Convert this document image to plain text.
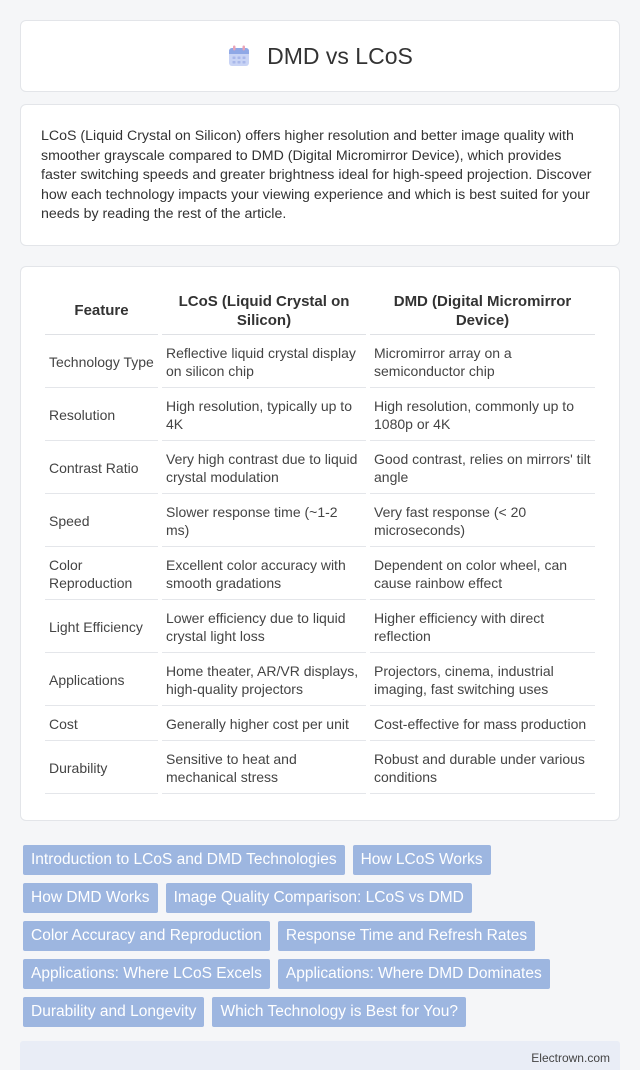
DMD vs LCoS

LCoS (Liquid Crystal on Silicon) offers higher resolution and better image quality with smoother grayscale compared to DMD (Digital Micromirror Device), which provides faster switching speeds and greater brightness ideal for high-speed projection. Discover how each technology impacts your viewing experience and which is best suited for your needs by reading the rest of the article.

Feature	LCoS (Liquid Crystal on Silicon)	DMD (Digital Micromirror Device)
Technology Type	Reflective liquid crystal display on silicon chip	Micromirror array on a semiconductor chip
Resolution	High resolution, typically up to 4K	High resolution, commonly up to 1080p or 4K
Contrast Ratio	Very high contrast due to liquid crystal modulation	Good contrast, relies on mirrors' tilt angle
Speed	Slower response time (~1-2 ms)	Very fast response (< 20 microseconds)
Color Reproduction	Excellent color accuracy with smooth gradations	Dependent on color wheel, can cause rainbow effect
Light Efficiency	Lower efficiency due to liquid crystal light loss	Higher efficiency with direct reflection
Applications	Home theater, AR/VR displays, high-quality projectors	Projectors, cinema, industrial imaging, fast switching uses
Cost	Generally higher cost per unit	Cost-effective for mass production
Durability	Sensitive to heat and mechanical stress	Robust and durable under various conditions
Introduction to LCoS and DMD Technologies	How LCoS Works
How DMD Works	Image Quality Comparison: LCoS vs DMD
Color Accuracy and Reproduction	Response Time and Refresh Rates
Applications: Where LCoS Excels	Applications: Where DMD Dominates
Durability and Longevity	Which Technology is Best for You?
Electrown.com
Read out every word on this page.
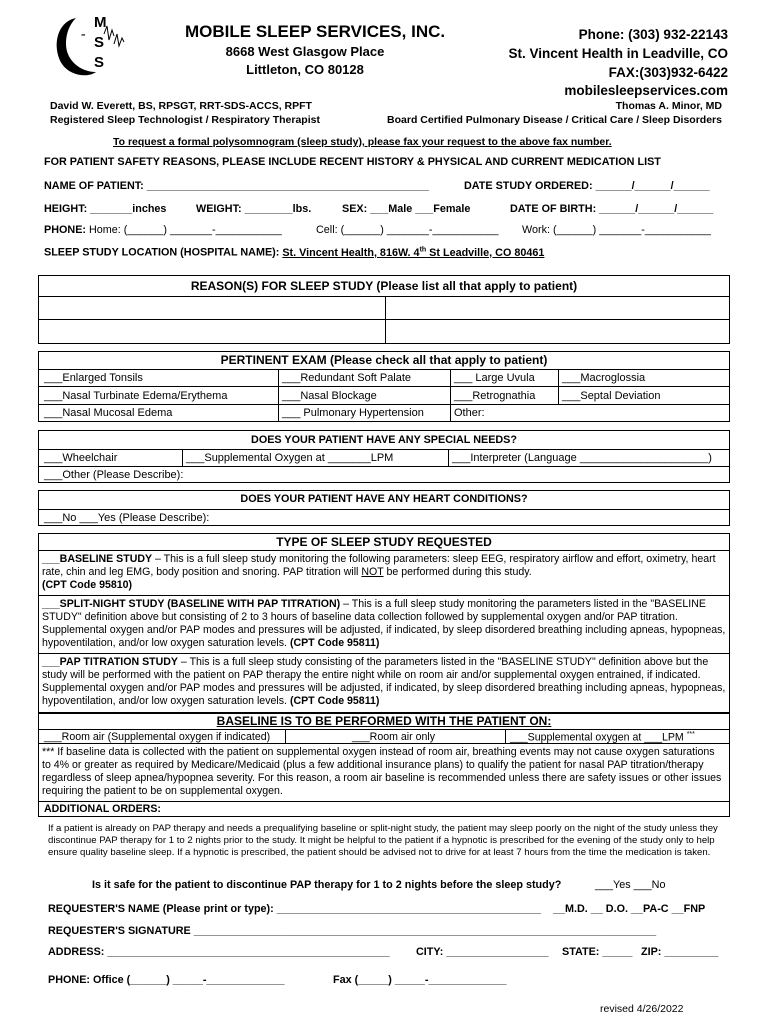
-
M
S
S
MOBILE SLEEP SERVICES, INC.
8668 West Glasgow Place
Littleton, CO 80128
Phone: (303) 932-22143
St. Vincent Health in Leadville, CO
FAX:(303)932-6422
mobilesleepservices.com
David W. Everett, BS, RPSGT, RRT-SDS-ACCS, RPFT
Registered Sleep Technologist / Respiratory Therapist
Thomas A. Minor, MD
Board Certified Pulmonary Disease / Critical Care / Sleep Disorders
To request a formal polysomnogram (sleep study), please fax your request to the above fax number.
FOR PATIENT SAFETY REASONS, PLEASE INCLUDE RECENT HISTORY & PHYSICAL AND CURRENT MEDICATION LIST
NAME OF PATIENT: _______________________________________________	DATE STUDY ORDERED: ______/______/______
HEIGHT: _______inches	WEIGHT: ________lbs.	SEX: ___Male ___Female	DATE OF BIRTH: ______/______/______
PHONE: Home: (______) _______-___________	Cell: (______) _______-___________ Work: (______) _______-___________
SLEEP STUDY LOCATION (HOSPITAL NAME): St. Vincent Health, 816W. 4th St Leadville, CO 80461
REASON(S) FOR SLEEP STUDY (Please list all that apply to patient)
PERTINENT EXAM (Please check all that apply to patient)
___Enlarged Tonsils	___Redundant Soft Palate	___ Large Uvula ___Macroglossia
___Nasal Turbinate Edema/Erythema	___Nasal Blockage	___Retrognathia ___Septal Deviation
___Nasal Mucosal Edema	___ Pulmonary Hypertension	Other:
DOES YOUR PATIENT HAVE ANY SPECIAL NEEDS?
___Wheelchair	___Supplemental Oxygen at _______LPM	___Interpreter (Language _____________________)
___Other (Please Describe):
DOES YOUR PATIENT HAVE ANY HEART CONDITIONS?
___No ___Yes (Please Describe):
TYPE OF SLEEP STUDY REQUESTED
___BASELINE STUDY – This is a full sleep study monitoring the following parameters: sleep EEG, respiratory airflow and effort, oximetry, heart rate, chin and leg EMG, body position and snoring. PAP titration will NOT be performed during this study.
(CPT Code 95810)
___SPLIT-NIGHT STUDY (BASELINE WITH PAP TITRATION) – This is a full sleep study monitoring the parameters listed in the "BASELINE STUDY" definition above but consisting of 2 to 3 hours of baseline data collection followed by supplemental oxygen and/or PAP titration. Supplemental oxygen and/or PAP modes and pressures will be adjusted, if indicated, by sleep disordered breathing including apneas, hypopneas, hypoventilation, and/or low oxygen saturation levels. (CPT Code 95811)
___PAP TITRATION STUDY – This is a full sleep study consisting of the parameters listed in the "BASELINE STUDY" definition above but the study will be performed with the patient on PAP therapy the entire night while on room air and/or supplemental oxygen entrained, if indicated. Supplemental oxygen and/or PAP modes and pressures will be adjusted, if indicated, by sleep disordered breathing including apneas, hypopneas, hypoventilation, and/or low oxygen saturation levels. (CPT Code 95811)
BASELINE IS TO BE PERFORMED WITH THE PATIENT ON:
___Room air (Supplemental oxygen if indicated)	___Room air only	___Supplemental oxygen at ___LPM ***
*** If baseline data is collected with the patient on supplemental oxygen instead of room air, breathing events may not cause oxygen saturations to 4% or greater as required by Medicare/Medicaid (plus a few additional insurance plans) to qualify the patient for nasal PAP titration/therapy regardless of sleep apnea/hypopnea severity. For this reason, a room air baseline is recommended unless there are safety issues or other issues requiring the patient to be on supplemental oxygen.
ADDITIONAL ORDERS:
If a patient is already on PAP therapy and needs a prequalifying baseline or split-night study, the patient may sleep poorly on the night of the study unless they discontinue PAP therapy for 1 to 2 nights prior to the study. It might be helpful to the patient if a hypnotic is prescribed for the evening of the study only to help ensure quality baseline sleep. If a hypnotic is prescribed, the patient should be advised not to drive for at least 7 hours from the time the medication is taken.
Is it safe for the patient to discontinue PAP therapy for 1 to 2 nights before the sleep study?	___Yes ___No
REQUESTER'S NAME (Please print or type): ____________________________________________ __M.D. __ D.O. __PA-C __FNP
REQUESTER'S SIGNATURE _____________________________________________________________________________
ADDRESS: _______________________________________________ CITY: _________________ STATE: _____ ZIP: _________
PHONE: Office (______) _____-_____________	Fax (_____) _____-_____________
revised 4/26/2022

□ □ □

GOAL OF THE EXERCISE
Transcribe every line in the entries above, taking out only the images.

EXPECTED ANSWER
Convert this document image to plain text.
DMD vs LCoS

LCoS (Liquid Crystal on Silicon) offers higher resolution and better image quality with smoother grayscale compared to DMD (Digital Micromirror Device), which provides faster switching speeds and greater brightness ideal for high-speed projection. Discover how each technology impacts your viewing experience and which is best suited for your needs by reading the rest of the article.

Feature	LCoS (Liquid Crystal on Silicon)	DMD (Digital Micromirror Device)
Technology Type	Reflective liquid crystal display on silicon chip	Micromirror array on a semiconductor chip
Resolution	High resolution, typically up to 4K	High resolution, commonly up to 1080p or 4K
Contrast Ratio	Very high contrast due to liquid crystal modulation	Good contrast, relies on mirrors' tilt angle
Speed	Slower response time (~1-2 ms)	Very fast response (< 20 microseconds)
Color Reproduction	Excellent color accuracy with smooth gradations	Dependent on color wheel, can cause rainbow effect
Light Efficiency	Lower efficiency due to liquid crystal light loss	Higher efficiency with direct reflection
Applications	Home theater, AR/VR displays, high-quality projectors	Projectors, cinema, industrial imaging, fast switching uses
Cost	Generally higher cost per unit	Cost-effective for mass production
Durability	Sensitive to heat and mechanical stress	Robust and durable under various conditions
Introduction to LCoS and DMD Technologies	How LCoS Works
How DMD Works	Image Quality Comparison: LCoS vs DMD
Color Accuracy and Reproduction	Response Time and Refresh Rates
Applications: Where LCoS Excels	Applications: Where DMD Dominates
Durability and Longevity	Which Technology is Best for You?
Electrown.com
Read out every word on this page.
-
M
S
S
MOBILE SLEEP SERVICES, INC.
8668 West Glasgow Place
Littleton, CO 80128
Phone: (303) 932-22143
St. Vincent Health in Leadville, CO
FAX:(303)932-6422
mobilesleepservices.com
David W. Everett, BS, RPSGT, RRT-SDS-ACCS, RPFT
Registered Sleep Technologist / Respiratory Therapist
Thomas A. Minor, MD
Board Certified Pulmonary Disease / Critical Care / Sleep Disorders
To request a formal polysomnogram (sleep study), please fax your request to the above fax number.
FOR PATIENT SAFETY REASONS, PLEASE INCLUDE RECENT HISTORY & PHYSICAL AND CURRENT MEDICATION LIST
NAME OF PATIENT: _______________________________________________	DATE STUDY ORDERED: ______/______/______
HEIGHT: _______inches	WEIGHT: ________lbs.	SEX: ___Male ___Female	DATE OF BIRTH: ______/______/______
PHONE: Home: (______) _______-___________	Cell: (______) _______-___________ Work: (______) _______-___________
SLEEP STUDY LOCATION (HOSPITAL NAME): St. Vincent Health, 816W. 4th St Leadville, CO 80461
REASON(S) FOR SLEEP STUDY (Please list all that apply to patient)
PERTINENT EXAM (Please check all that apply to patient)
___Enlarged Tonsils	___Redundant Soft Palate	___ Large Uvula ___Macroglossia
___Nasal Turbinate Edema/Erythema	___Nasal Blockage	___Retrognathia ___Septal Deviation
___Nasal Mucosal Edema	___ Pulmonary Hypertension	Other:
DOES YOUR PATIENT HAVE ANY SPECIAL NEEDS?
___Wheelchair	___Supplemental Oxygen at _______LPM	___Interpreter (Language _____________________)
___Other (Please Describe):
DOES YOUR PATIENT HAVE ANY HEART CONDITIONS?
___No ___Yes (Please Describe):
TYPE OF SLEEP STUDY REQUESTED
___BASELINE STUDY – This is a full sleep study monitoring the following parameters: sleep EEG, respiratory airflow and effort, oximetry, heart rate, chin and leg EMG, body position and snoring. PAP titration will NOT be performed during this study.
(CPT Code 95810)
___SPLIT-NIGHT STUDY (BASELINE WITH PAP TITRATION) – This is a full sleep study monitoring the parameters listed in the "BASELINE STUDY" definition above but consisting of 2 to 3 hours of baseline data collection followed by supplemental oxygen and/or PAP titration. Supplemental oxygen and/or PAP modes and pressures will be adjusted, if indicated, by sleep disordered breathing including apneas, hypopneas, hypoventilation, and/or low oxygen saturation levels. (CPT Code 95811)
___PAP TITRATION STUDY – This is a full sleep study consisting of the parameters listed in the "BASELINE STUDY" definition above but the study will be performed with the patient on PAP therapy the entire night while on room air and/or supplemental oxygen entrained, if indicated. Supplemental oxygen and/or PAP modes and pressures will be adjusted, if indicated, by sleep disordered breathing including apneas, hypopneas, hypoventilation, and/or low oxygen saturation levels. (CPT Code 95811)
BASELINE IS TO BE PERFORMED WITH THE PATIENT ON:
___Room air (Supplemental oxygen if indicated)	___Room air only	___Supplemental oxygen at ___LPM ***
*** If baseline data is collected with the patient on supplemental oxygen instead of room air, breathing events may not cause oxygen saturations to 4% or greater as required by Medicare/Medicaid (plus a few additional insurance plans) to qualify the patient for nasal PAP titration/therapy regardless of sleep apnea/hypopnea severity. For this reason, a room air baseline is recommended unless there are safety issues or other issues requiring the patient to be on supplemental oxygen.
ADDITIONAL ORDERS:
If a patient is already on PAP therapy and needs a prequalifying baseline or split-night study, the patient may sleep poorly on the night of the study unless they discontinue PAP therapy for 1 to 2 nights prior to the study. It might be helpful to the patient if a hypnotic is prescribed for the evening of the study only to help ensure quality baseline sleep. If a hypnotic is prescribed, the patient should be advised not to drive for at least 7 hours from the time the medication is taken.
Is it safe for the patient to discontinue PAP therapy for 1 to 2 nights before the sleep study?	___Yes ___No
REQUESTER'S NAME (Please print or type): ____________________________________________ __M.D. __ D.O. __PA-C __FNP
REQUESTER'S SIGNATURE _____________________________________________________________________________
ADDRESS: _______________________________________________ CITY: _________________ STATE: _____ ZIP: _________
PHONE: Office (______) _____-_____________	Fax (_____) _____-_____________
revised 4/26/2022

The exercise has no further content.